Find the lines containing the word "gäller" and copy every one of them.

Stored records
☆ ☆ ☆

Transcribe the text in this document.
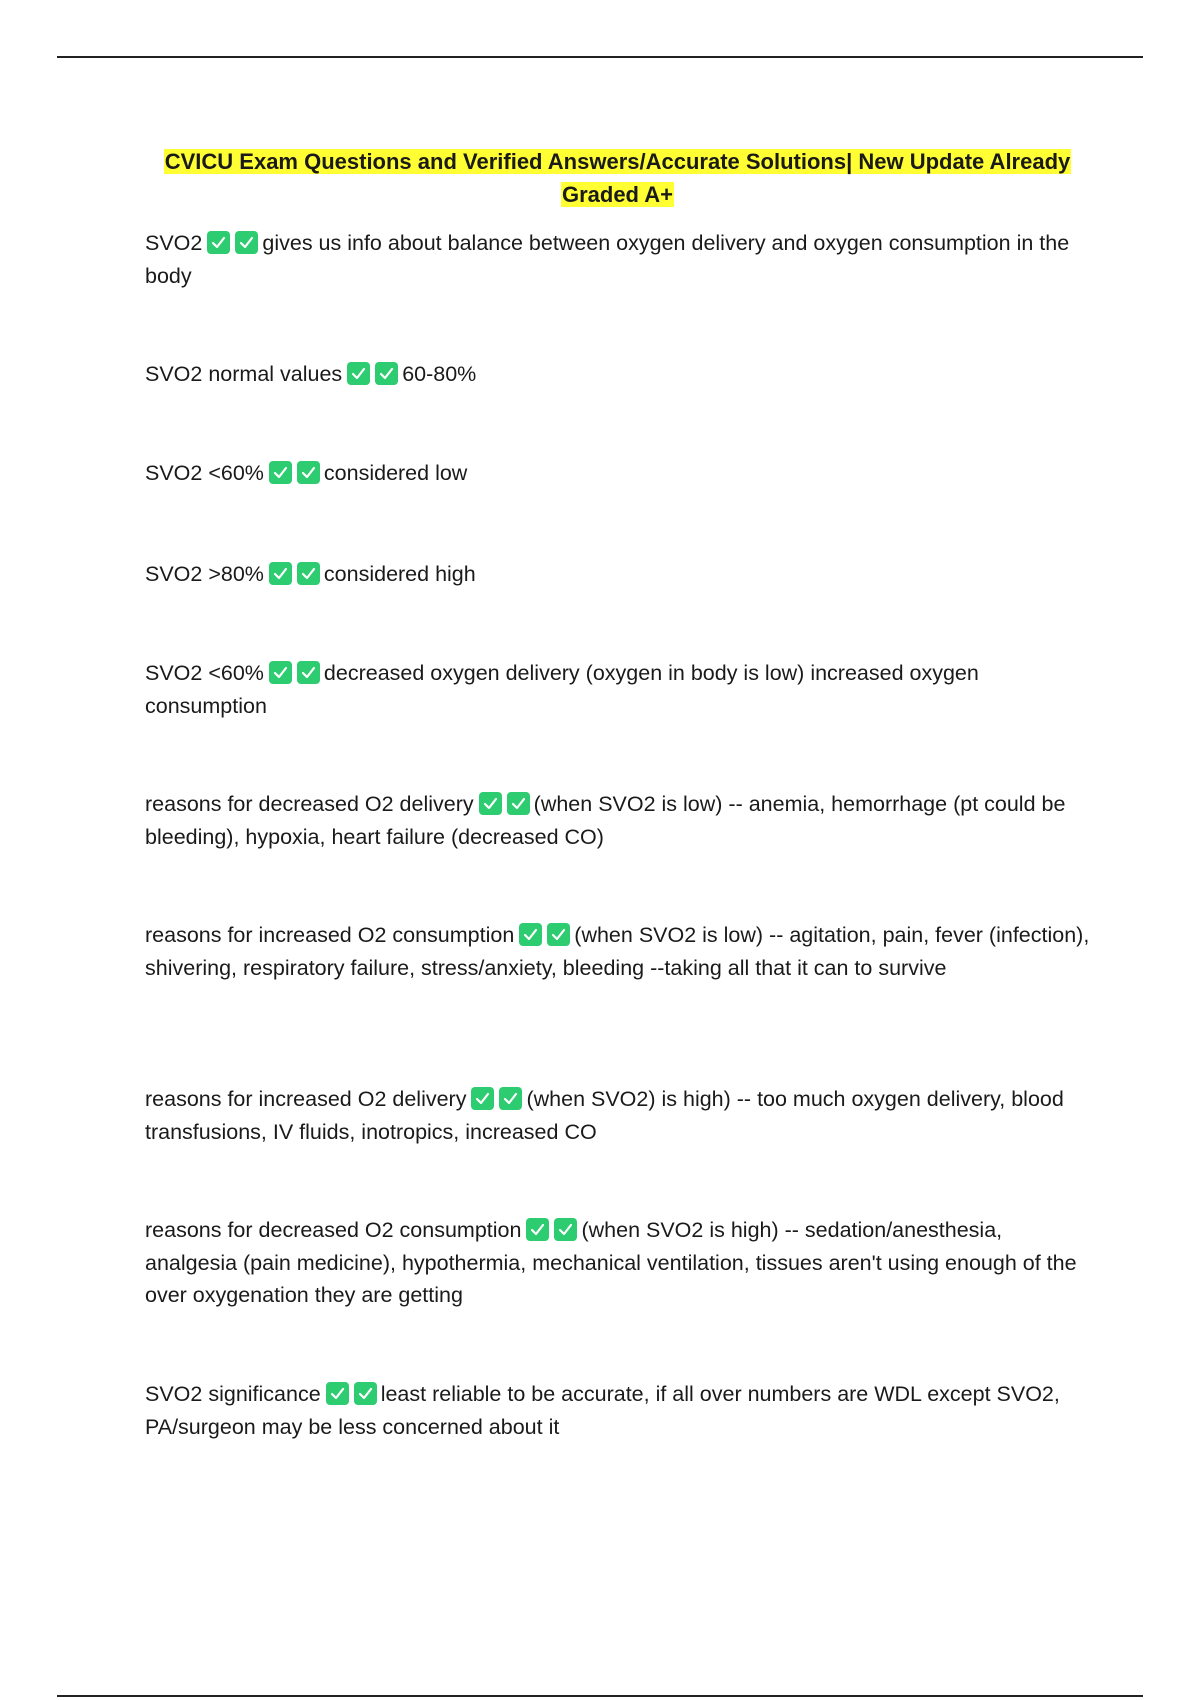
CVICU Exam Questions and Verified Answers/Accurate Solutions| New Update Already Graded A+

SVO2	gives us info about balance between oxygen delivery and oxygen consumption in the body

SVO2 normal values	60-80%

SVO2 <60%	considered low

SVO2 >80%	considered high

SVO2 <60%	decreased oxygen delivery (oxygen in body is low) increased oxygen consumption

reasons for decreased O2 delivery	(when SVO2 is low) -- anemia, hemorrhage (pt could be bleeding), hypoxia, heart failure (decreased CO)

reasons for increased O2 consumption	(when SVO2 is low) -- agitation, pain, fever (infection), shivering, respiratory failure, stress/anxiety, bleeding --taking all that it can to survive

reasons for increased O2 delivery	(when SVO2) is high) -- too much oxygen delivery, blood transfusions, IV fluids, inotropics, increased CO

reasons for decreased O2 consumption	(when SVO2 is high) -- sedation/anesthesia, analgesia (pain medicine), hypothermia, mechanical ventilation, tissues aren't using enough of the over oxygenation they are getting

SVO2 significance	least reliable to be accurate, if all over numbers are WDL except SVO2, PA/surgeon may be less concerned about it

☆ ☆ ☆

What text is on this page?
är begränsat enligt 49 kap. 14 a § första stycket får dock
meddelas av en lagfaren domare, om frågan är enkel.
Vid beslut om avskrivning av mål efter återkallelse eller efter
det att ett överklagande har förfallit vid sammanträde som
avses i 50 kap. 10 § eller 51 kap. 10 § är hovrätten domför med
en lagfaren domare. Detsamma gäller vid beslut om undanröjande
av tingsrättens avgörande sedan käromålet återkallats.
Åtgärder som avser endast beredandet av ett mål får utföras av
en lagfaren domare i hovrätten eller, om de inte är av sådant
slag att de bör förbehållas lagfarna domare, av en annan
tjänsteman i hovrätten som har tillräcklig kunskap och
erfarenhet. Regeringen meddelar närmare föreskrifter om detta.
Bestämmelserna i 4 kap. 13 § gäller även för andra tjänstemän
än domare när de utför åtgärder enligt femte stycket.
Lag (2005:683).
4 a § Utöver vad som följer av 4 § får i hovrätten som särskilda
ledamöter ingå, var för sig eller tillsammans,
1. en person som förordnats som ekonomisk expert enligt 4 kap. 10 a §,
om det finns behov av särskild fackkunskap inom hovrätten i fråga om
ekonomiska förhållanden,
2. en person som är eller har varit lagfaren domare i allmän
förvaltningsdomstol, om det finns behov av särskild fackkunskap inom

☆ ☆ ☆

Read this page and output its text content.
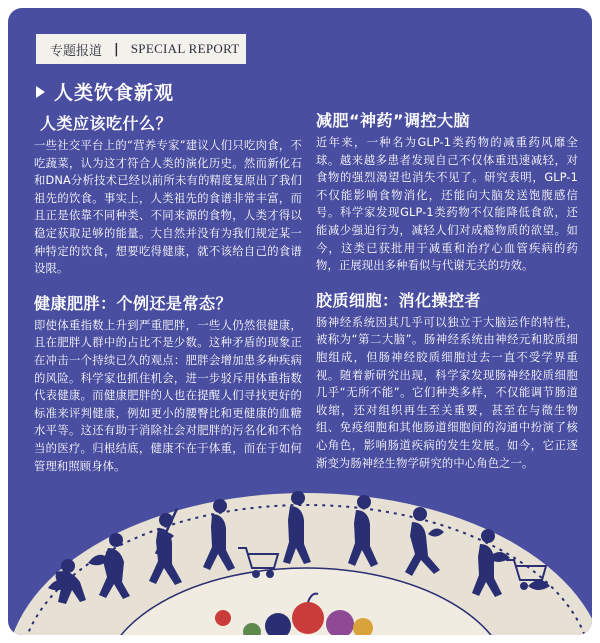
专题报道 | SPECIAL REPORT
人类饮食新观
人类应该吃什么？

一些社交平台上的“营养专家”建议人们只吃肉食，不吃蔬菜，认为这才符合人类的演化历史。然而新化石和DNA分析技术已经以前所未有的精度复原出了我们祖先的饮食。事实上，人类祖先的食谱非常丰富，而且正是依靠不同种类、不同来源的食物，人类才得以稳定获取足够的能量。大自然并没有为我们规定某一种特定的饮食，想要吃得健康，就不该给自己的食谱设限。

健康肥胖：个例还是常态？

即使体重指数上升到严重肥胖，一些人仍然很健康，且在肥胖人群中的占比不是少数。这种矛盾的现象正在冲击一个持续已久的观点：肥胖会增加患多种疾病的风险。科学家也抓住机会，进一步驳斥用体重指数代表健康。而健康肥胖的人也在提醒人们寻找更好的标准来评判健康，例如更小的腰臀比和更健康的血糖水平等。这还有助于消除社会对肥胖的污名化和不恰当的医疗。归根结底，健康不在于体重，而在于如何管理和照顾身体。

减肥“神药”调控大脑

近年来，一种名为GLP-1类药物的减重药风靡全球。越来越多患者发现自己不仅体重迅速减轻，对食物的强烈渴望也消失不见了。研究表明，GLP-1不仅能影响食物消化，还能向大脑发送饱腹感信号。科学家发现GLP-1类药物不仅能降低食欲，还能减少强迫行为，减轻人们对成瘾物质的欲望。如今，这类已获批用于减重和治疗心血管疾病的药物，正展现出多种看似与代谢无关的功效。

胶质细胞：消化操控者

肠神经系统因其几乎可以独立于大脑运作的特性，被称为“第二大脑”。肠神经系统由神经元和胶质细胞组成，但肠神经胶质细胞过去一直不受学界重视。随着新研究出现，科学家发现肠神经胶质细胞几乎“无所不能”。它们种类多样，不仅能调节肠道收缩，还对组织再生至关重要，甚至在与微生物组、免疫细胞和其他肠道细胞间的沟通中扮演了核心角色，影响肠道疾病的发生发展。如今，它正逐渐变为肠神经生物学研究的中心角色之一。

☆ ☆ ☆

*Full solution*.
en lagfaren domare. Detsamma gäller vid beslut om undanröjande
Bestämmelserna i 4 kap. 13 § gäller även för andra tjänstemän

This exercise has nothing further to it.